▶ [Material provided]:
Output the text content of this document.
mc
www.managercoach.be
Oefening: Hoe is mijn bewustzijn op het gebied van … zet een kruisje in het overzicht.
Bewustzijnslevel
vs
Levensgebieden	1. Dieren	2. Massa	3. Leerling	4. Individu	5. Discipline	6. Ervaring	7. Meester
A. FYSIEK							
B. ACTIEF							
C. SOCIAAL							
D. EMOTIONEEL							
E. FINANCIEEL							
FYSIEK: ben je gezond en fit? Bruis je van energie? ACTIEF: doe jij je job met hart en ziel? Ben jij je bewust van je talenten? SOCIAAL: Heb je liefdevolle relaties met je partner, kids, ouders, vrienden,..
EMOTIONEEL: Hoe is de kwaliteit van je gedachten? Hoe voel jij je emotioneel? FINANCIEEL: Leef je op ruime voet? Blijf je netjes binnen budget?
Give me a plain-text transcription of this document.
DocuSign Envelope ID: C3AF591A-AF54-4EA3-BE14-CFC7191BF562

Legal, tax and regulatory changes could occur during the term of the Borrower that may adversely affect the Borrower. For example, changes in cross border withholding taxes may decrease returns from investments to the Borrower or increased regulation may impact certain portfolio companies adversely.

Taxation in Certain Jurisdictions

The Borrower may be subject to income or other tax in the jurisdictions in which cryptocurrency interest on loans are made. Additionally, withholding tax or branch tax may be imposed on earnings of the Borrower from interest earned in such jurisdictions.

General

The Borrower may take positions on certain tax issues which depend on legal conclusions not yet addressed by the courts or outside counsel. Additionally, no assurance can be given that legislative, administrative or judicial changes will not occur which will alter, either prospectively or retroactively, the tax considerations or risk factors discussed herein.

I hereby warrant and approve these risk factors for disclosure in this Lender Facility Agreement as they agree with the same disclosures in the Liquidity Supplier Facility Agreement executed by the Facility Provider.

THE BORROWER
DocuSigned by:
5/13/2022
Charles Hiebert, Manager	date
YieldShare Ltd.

▶ [Short task]: Every line that holds the string "text" should be returned.

▶ [Solution for this problem]:
Output the text content of this document.
Give me a plain-text transcription of this document.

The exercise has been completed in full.